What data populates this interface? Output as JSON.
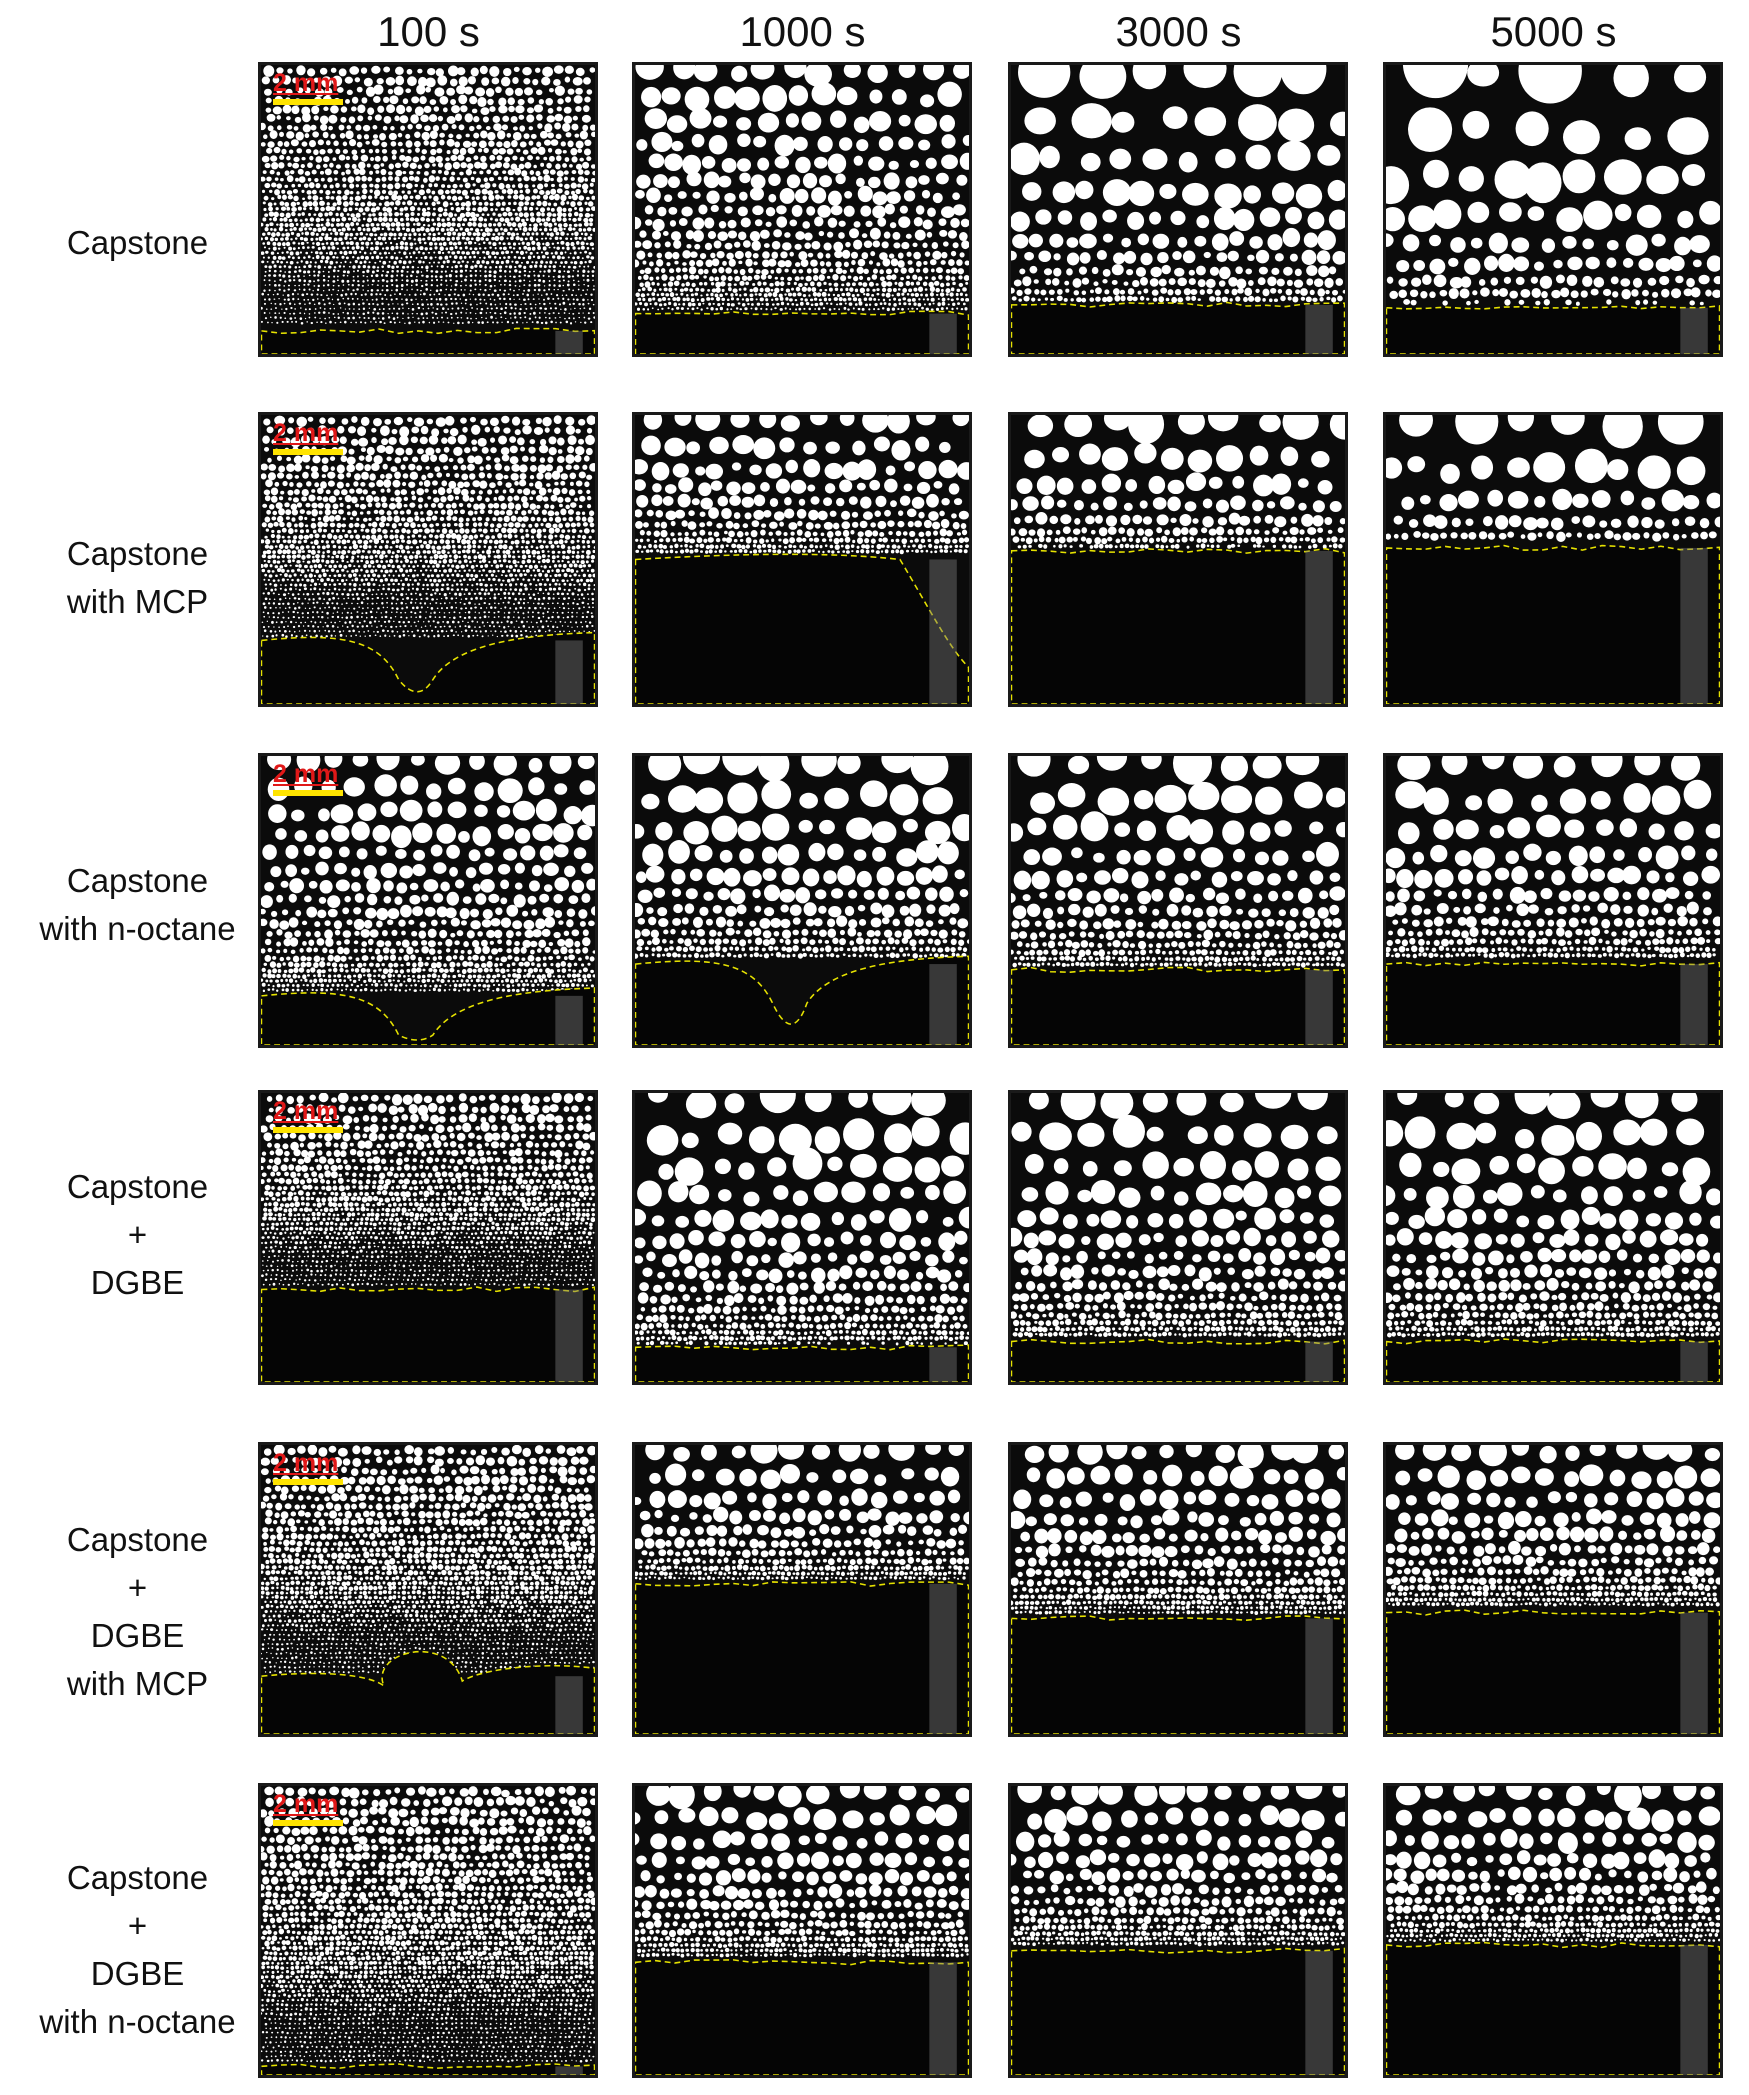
{
  "columns": [
    "100 s",
    "1000 s",
    "3000 s",
    "5000 s"
  ],
  "rows": [
    {
      "label": [
        "Capstone"
      ],
      "stage": [
        1,
        2,
        4,
        5
      ],
      "interface": [
        0.92,
        0.86,
        0.83,
        0.84
      ],
      "dip": [
        0,
        0,
        0,
        0
      ],
      "bubble": [
        0,
        0,
        0,
        0
      ]
    },
    {
      "label": [
        "Capstone",
        "with MCP"
      ],
      "stage": [
        1,
        2,
        3,
        4
      ],
      "interface": [
        0.78,
        0.5,
        0.47,
        0.46
      ],
      "dip": [
        1,
        2,
        0,
        0
      ],
      "bubble": [
        0,
        0,
        0,
        0
      ]
    },
    {
      "label": [
        "Capstone",
        "with n-octane"
      ],
      "stage": [
        2,
        3,
        3,
        3
      ],
      "interface": [
        0.83,
        0.72,
        0.74,
        0.72
      ],
      "dip": [
        1,
        1,
        0,
        0
      ],
      "bubble": [
        0,
        0,
        0,
        0
      ]
    },
    {
      "label": [
        "Capstone",
        "+",
        "DGBE"
      ],
      "stage": [
        1,
        3,
        3,
        3
      ],
      "interface": [
        0.68,
        0.88,
        0.86,
        0.86
      ],
      "dip": [
        0,
        0,
        0,
        0
      ],
      "bubble": [
        0,
        0,
        0,
        0
      ]
    },
    {
      "label": [
        "Capstone",
        "+",
        "DGBE",
        "with MCP"
      ],
      "stage": [
        1,
        2,
        2,
        2
      ],
      "interface": [
        0.8,
        0.48,
        0.6,
        0.58
      ],
      "dip": [
        3,
        0,
        0,
        0
      ],
      "bubble": [
        1,
        0,
        0,
        0
      ]
    },
    {
      "label": [
        "Capstone",
        "+",
        "DGBE",
        "with n-octane"
      ],
      "stage": [
        1,
        2,
        2,
        2
      ],
      "interface": [
        0.97,
        0.61,
        0.57,
        0.55
      ],
      "dip": [
        0,
        0,
        0,
        0
      ],
      "bubble": [
        0,
        0,
        0,
        0
      ]
    }
  ],
  "scale_bar": {
    "label": "2 mm"
  },
  "colors": {
    "background": "#0b0b0b",
    "bubble": "#ffffff",
    "interface_line": "#e6e200",
    "scale_text": "#e01818",
    "scale_bar": "#ffe400"
  }
}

Aim of the exercise >> Your copy should repeat each entry above exactly but contain no pictures.

Answer in full >>
What data populates this interface? Output as JSON.
{
  "columns": [
    "100 s",
    "1000 s",
    "3000 s",
    "5000 s"
  ],
  "rows": [
    {
      "label": [
        "Capstone"
      ],
      "stage": [
        1,
        2,
        4,
        5
      ],
      "interface": [
        0.92,
        0.86,
        0.83,
        0.84
      ],
      "dip": [
        0,
        0,
        0,
        0
      ],
      "bubble": [
        0,
        0,
        0,
        0
      ]
    },
    {
      "label": [
        "Capstone",
        "with MCP"
      ],
      "stage": [
        1,
        2,
        3,
        4
      ],
      "interface": [
        0.78,
        0.5,
        0.47,
        0.46
      ],
      "dip": [
        1,
        2,
        0,
        0
      ],
      "bubble": [
        0,
        0,
        0,
        0
      ]
    },
    {
      "label": [
        "Capstone",
        "with n-octane"
      ],
      "stage": [
        2,
        3,
        3,
        3
      ],
      "interface": [
        0.83,
        0.72,
        0.74,
        0.72
      ],
      "dip": [
        1,
        1,
        0,
        0
      ],
      "bubble": [
        0,
        0,
        0,
        0
      ]
    },
    {
      "label": [
        "Capstone",
        "+",
        "DGBE"
      ],
      "stage": [
        1,
        3,
        3,
        3
      ],
      "interface": [
        0.68,
        0.88,
        0.86,
        0.86
      ],
      "dip": [
        0,
        0,
        0,
        0
      ],
      "bubble": [
        0,
        0,
        0,
        0
      ]
    },
    {
      "label": [
        "Capstone",
        "+",
        "DGBE",
        "with MCP"
      ],
      "stage": [
        1,
        2,
        2,
        2
      ],
      "interface": [
        0.8,
        0.48,
        0.6,
        0.58
      ],
      "dip": [
        3,
        0,
        0,
        0
      ],
      "bubble": [
        1,
        0,
        0,
        0
      ]
    },
    {
      "label": [
        "Capstone",
        "+",
        "DGBE",
        "with n-octane"
      ],
      "stage": [
        1,
        2,
        2,
        2
      ],
      "interface": [
        0.97,
        0.61,
        0.57,
        0.55
      ],
      "dip": [
        0,
        0,
        0,
        0
      ],
      "bubble": [
        0,
        0,
        0,
        0
      ]
    }
  ],
  "scale_bar": {
    "label": "2 mm"
  },
  "colors": {
    "background": "#0b0b0b",
    "bubble": "#ffffff",
    "interface_line": "#e6e200",
    "scale_text": "#e01818",
    "scale_bar": "#ffe400"
  }
}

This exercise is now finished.